---- Records to use

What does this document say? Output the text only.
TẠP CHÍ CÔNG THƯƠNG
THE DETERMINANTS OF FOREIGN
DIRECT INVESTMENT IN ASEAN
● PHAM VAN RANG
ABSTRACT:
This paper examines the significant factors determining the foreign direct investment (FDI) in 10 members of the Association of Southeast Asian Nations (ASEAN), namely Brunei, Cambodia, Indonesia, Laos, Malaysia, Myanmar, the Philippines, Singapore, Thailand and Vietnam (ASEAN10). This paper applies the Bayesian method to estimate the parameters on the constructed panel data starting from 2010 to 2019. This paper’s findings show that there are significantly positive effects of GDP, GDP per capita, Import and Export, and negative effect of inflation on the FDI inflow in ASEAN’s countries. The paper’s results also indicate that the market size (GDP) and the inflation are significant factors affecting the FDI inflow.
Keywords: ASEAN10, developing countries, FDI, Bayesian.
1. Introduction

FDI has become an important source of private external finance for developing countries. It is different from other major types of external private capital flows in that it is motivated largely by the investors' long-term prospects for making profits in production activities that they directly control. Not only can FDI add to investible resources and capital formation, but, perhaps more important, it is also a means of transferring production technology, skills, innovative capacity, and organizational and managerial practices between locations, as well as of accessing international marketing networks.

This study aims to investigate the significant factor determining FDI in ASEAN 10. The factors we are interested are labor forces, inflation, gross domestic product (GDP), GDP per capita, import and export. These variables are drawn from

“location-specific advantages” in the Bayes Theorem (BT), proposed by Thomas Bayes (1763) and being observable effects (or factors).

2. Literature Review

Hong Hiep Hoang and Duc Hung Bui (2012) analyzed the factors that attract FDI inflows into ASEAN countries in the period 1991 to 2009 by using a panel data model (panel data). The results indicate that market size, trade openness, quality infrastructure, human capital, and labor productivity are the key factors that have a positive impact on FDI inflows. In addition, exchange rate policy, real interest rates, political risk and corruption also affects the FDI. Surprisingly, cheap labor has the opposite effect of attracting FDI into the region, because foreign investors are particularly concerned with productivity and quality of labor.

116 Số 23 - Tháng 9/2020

--------

> _Aim of the task_:
Select the lines that carry the string "size" and copy them.

> _Solution for this task_:
This paper examines the significant factors determining the foreign direct investment (FDI) in 10 members of the Association of Southeast Asian Nations (ASEAN), namely Brunei, Cambodia, Indonesia, Laos, Malaysia, Myanmar, the Philippines, Singapore, Thailand and Vietnam (ASEAN10). This paper applies the Bayesian method to estimate the parameters on the constructed panel data starting from 2010 to 2019. This paper’s findings show that there are significantly positive effects of GDP, GDP per capita, Import and Export, and negative effect of inflation on the FDI inflow in ASEAN’s countries. The paper’s results also indicate that the market size (GDP) and the inflation are significant factors affecting the FDI inflow.
Hong Hiep Hoang and Duc Hung Bui (2012) analyzed the factors that attract FDI inflows into ASEAN countries in the period 1991 to 2009 by using a panel data model (panel data). The results indicate that market size, trade openness, quality infrastructure, human capital, and labor productivity are the key factors that have a positive impact on FDI inflows. In addition, exchange rate policy, real interest rates, political risk and corruption also affects the FDI. Surprisingly, cheap labor has the opposite effect of attracting FDI into the region, because foreign investors are particularly concerned with productivity and quality of labor.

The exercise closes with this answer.